Extracted information |
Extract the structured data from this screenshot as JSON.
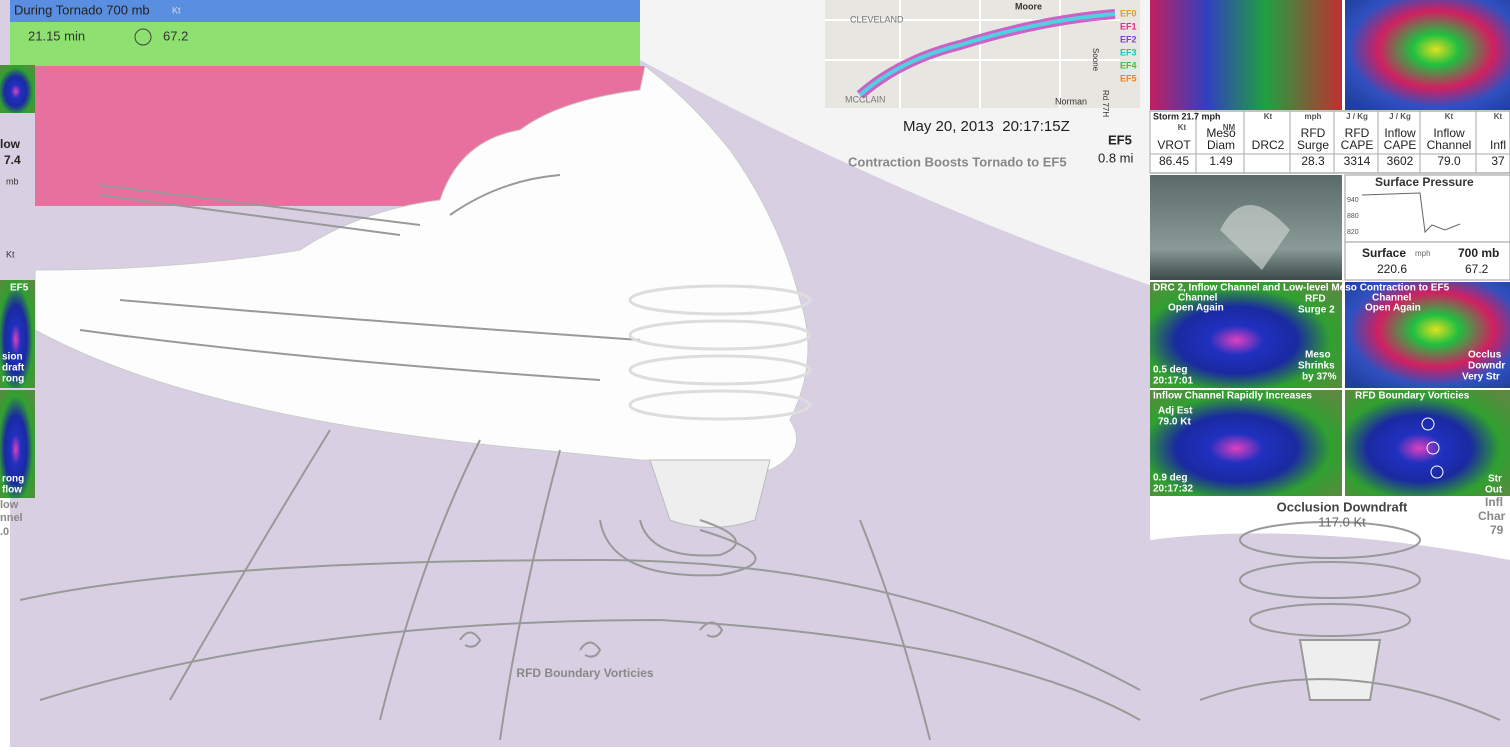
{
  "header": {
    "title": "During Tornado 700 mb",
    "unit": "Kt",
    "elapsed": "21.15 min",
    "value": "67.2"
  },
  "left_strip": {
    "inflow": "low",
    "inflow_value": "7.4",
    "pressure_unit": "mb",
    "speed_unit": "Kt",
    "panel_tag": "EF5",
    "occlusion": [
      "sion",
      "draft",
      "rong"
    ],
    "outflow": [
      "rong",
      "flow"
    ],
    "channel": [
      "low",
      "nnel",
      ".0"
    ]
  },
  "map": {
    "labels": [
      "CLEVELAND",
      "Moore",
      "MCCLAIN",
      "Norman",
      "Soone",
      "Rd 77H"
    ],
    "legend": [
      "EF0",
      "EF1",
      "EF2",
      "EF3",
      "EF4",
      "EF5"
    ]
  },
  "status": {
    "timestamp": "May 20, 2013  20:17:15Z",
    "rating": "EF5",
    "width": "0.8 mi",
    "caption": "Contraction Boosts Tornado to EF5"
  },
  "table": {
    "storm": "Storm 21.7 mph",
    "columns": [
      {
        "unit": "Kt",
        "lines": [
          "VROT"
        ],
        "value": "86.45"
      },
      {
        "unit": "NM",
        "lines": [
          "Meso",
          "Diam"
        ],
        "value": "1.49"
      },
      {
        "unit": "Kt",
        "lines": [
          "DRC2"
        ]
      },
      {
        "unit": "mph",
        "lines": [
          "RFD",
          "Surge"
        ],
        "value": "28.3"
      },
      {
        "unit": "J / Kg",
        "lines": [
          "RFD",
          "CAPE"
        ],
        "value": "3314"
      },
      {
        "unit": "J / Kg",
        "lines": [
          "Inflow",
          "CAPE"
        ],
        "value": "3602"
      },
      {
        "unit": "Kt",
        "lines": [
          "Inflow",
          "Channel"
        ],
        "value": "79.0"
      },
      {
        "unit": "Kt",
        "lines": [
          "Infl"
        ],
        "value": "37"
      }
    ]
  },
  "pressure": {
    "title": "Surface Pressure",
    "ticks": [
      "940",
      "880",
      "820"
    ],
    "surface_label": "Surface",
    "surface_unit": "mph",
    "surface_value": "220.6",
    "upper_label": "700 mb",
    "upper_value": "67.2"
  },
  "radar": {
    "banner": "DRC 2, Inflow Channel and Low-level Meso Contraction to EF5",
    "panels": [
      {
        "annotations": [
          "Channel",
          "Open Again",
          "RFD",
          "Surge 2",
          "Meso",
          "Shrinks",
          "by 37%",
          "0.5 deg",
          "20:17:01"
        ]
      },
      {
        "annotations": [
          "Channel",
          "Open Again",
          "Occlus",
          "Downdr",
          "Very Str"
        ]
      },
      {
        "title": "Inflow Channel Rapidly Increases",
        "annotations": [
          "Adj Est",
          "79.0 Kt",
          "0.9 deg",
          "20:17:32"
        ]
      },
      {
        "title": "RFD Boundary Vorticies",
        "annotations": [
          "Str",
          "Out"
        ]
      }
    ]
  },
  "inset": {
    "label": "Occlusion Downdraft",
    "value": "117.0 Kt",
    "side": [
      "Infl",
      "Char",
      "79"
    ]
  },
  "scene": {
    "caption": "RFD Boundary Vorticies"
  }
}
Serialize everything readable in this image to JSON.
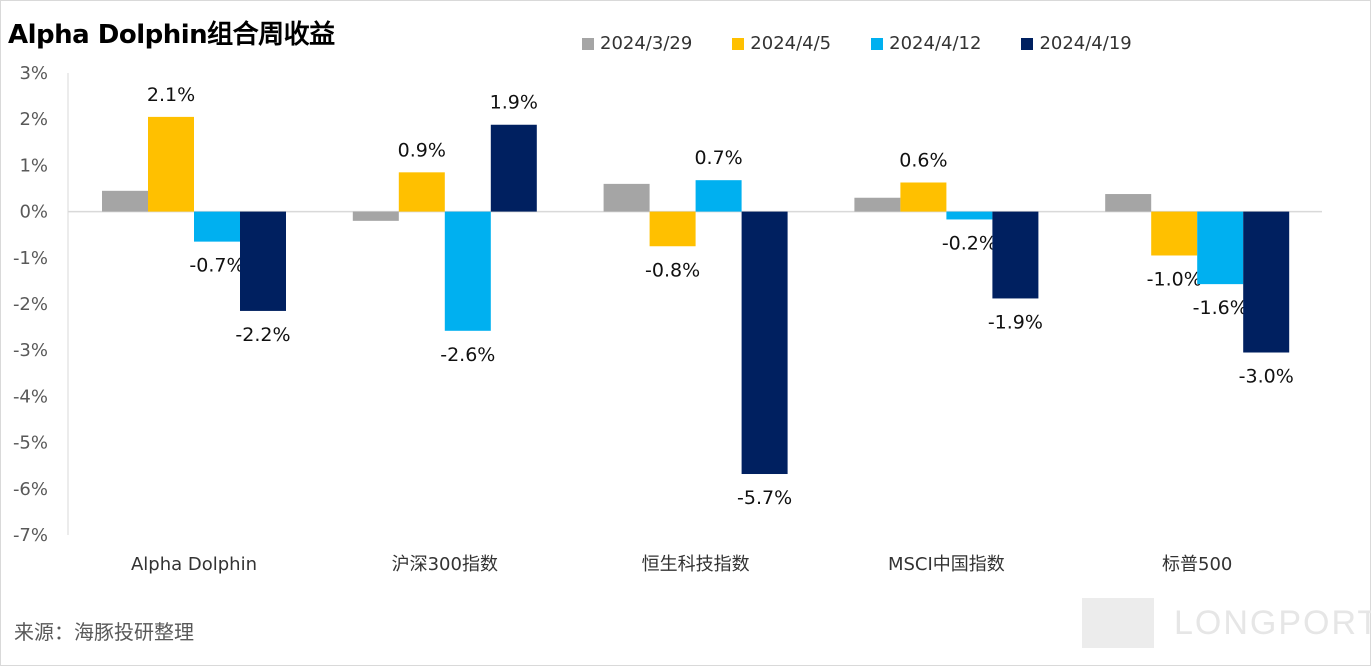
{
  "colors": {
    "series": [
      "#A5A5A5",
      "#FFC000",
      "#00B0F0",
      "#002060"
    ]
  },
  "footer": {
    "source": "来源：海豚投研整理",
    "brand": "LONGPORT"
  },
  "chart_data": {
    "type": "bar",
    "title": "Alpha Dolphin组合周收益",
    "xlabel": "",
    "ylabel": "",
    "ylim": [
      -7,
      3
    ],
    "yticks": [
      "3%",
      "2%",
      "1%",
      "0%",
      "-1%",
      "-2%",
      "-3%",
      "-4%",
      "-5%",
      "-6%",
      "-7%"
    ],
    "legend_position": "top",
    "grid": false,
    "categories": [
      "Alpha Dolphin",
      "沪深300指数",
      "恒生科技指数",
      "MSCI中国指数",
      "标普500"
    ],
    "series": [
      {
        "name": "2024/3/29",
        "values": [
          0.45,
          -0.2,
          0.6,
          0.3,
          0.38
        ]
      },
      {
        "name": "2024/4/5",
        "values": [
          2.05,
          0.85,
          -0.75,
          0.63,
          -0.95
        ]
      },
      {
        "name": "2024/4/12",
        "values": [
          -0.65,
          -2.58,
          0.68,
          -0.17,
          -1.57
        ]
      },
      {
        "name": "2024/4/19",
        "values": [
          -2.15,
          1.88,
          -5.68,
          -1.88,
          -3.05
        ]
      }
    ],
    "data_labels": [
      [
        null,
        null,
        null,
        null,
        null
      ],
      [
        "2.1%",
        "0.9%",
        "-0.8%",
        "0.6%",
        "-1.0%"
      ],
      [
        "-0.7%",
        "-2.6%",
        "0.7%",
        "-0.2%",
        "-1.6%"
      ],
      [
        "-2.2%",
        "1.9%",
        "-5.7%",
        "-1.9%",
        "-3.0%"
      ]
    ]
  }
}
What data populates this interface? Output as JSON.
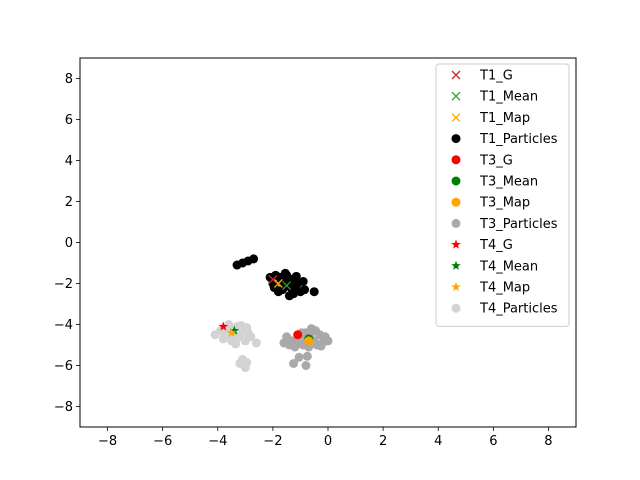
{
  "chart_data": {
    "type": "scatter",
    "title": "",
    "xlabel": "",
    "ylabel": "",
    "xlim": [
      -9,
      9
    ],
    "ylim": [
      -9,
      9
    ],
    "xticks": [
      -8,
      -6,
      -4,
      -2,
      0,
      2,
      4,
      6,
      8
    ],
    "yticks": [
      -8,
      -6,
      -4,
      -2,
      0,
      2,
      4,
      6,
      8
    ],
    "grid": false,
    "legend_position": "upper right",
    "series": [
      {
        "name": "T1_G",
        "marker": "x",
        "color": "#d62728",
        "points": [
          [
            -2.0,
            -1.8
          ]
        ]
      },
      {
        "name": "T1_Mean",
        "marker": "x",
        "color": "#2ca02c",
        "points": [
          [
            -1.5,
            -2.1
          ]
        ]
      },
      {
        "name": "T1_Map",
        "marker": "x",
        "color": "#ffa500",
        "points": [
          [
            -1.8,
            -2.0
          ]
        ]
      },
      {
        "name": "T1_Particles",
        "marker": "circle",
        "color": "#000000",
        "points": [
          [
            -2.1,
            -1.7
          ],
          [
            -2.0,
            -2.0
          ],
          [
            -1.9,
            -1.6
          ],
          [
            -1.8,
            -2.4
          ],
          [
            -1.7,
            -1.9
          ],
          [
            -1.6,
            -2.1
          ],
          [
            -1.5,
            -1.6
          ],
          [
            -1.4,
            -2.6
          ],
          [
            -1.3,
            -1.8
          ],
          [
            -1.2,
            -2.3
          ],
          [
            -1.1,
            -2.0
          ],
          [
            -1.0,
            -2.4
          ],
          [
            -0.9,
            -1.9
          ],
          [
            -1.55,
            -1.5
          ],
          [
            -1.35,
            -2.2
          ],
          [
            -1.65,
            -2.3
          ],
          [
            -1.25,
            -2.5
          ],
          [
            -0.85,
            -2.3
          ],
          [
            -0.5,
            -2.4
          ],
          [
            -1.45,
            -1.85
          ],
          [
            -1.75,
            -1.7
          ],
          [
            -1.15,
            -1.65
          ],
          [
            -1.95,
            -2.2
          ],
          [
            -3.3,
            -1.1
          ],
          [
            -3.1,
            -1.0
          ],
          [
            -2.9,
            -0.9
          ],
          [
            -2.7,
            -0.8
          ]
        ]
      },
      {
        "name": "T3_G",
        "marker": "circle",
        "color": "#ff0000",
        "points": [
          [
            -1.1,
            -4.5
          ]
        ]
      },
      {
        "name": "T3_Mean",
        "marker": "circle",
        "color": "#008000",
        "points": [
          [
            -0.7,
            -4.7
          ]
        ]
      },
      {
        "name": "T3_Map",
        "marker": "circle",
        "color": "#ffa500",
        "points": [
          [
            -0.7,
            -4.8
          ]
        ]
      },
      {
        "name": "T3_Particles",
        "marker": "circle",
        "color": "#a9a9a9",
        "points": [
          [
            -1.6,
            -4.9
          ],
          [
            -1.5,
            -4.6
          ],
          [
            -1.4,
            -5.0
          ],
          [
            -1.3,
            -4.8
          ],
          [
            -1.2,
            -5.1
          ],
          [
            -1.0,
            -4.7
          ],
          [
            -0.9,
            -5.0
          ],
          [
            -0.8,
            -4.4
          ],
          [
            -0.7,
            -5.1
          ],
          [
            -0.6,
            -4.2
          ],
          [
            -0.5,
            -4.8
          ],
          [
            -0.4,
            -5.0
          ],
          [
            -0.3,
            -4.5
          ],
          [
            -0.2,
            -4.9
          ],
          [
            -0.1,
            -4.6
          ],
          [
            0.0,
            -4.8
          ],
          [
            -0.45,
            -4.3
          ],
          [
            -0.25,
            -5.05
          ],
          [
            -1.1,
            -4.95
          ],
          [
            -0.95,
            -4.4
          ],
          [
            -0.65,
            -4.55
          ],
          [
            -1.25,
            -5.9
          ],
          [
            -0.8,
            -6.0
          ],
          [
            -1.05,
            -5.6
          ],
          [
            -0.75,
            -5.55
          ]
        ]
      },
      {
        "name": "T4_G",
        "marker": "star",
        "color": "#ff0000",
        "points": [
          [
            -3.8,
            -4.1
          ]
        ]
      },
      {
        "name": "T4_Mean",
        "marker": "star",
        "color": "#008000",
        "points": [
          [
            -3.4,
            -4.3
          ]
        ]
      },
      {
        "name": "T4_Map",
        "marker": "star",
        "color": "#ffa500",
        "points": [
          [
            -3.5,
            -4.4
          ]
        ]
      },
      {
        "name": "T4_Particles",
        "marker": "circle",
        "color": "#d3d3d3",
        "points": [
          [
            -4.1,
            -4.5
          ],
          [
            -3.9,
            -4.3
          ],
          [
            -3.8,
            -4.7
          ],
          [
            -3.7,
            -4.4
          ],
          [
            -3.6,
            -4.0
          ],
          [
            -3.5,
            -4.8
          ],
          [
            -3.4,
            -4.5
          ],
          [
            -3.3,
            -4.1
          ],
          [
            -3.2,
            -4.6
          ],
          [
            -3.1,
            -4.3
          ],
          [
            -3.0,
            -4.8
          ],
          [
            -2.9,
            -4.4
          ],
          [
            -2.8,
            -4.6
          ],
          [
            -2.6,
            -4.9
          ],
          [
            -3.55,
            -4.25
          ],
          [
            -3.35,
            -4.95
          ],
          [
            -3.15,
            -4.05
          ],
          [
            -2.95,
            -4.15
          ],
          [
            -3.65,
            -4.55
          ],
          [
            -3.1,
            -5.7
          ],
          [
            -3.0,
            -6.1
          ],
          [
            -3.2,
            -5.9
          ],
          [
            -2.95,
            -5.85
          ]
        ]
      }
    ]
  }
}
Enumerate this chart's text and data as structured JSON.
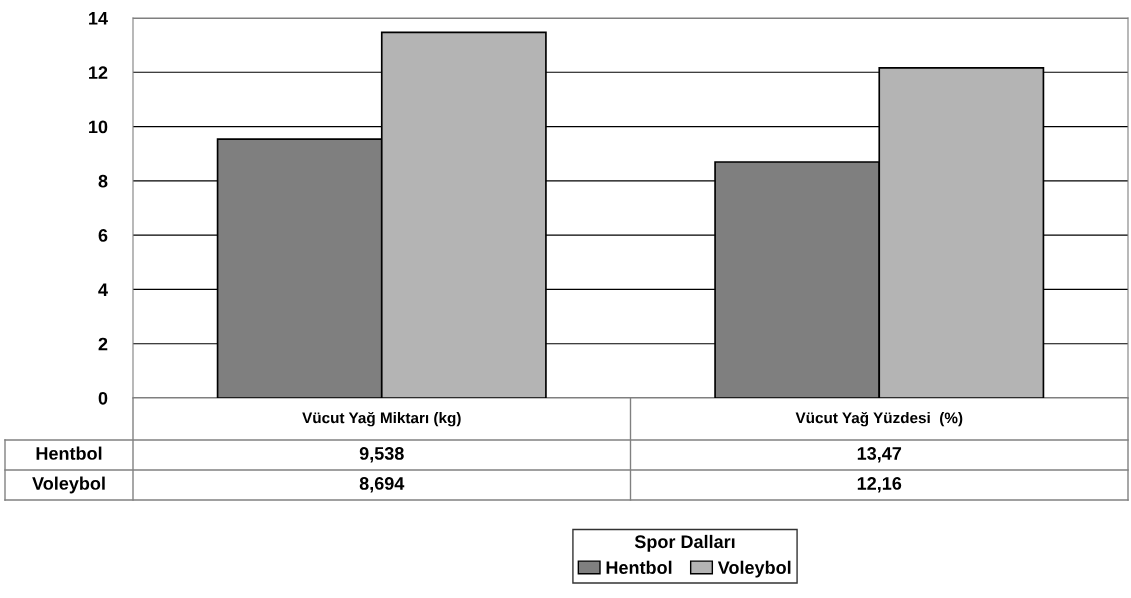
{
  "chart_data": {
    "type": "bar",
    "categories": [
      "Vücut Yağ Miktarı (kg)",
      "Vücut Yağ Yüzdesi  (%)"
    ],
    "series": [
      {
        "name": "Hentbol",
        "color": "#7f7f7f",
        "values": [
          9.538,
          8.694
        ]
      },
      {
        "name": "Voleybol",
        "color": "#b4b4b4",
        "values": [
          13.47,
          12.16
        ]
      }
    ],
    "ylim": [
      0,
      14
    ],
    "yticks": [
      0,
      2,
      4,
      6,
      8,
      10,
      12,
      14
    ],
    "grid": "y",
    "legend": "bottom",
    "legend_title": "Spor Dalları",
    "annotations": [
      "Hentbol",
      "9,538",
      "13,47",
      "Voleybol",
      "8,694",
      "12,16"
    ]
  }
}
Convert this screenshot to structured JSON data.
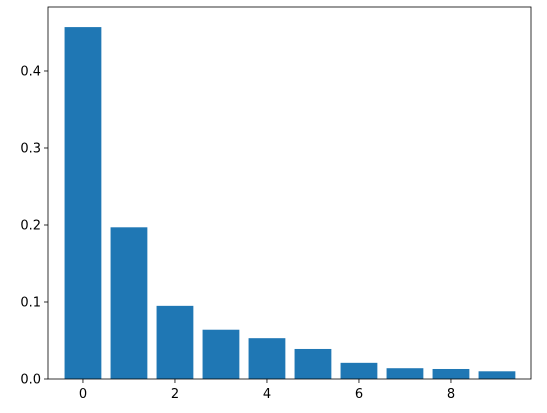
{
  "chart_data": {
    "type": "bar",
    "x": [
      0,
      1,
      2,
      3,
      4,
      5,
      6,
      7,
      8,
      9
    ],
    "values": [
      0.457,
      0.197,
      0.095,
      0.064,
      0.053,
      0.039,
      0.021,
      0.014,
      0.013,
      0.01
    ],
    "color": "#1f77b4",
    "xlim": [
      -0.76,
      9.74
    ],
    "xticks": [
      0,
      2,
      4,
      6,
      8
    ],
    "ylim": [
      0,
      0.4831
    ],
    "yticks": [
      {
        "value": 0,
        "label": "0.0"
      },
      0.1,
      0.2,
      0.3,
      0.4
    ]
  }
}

Task to complete | Pull out every line of the entries that includes the word "Tornado".

Written response |
    "title": "During Tornado 700 mb",
    "caption": "Contraction Boosts Tornado to EF5"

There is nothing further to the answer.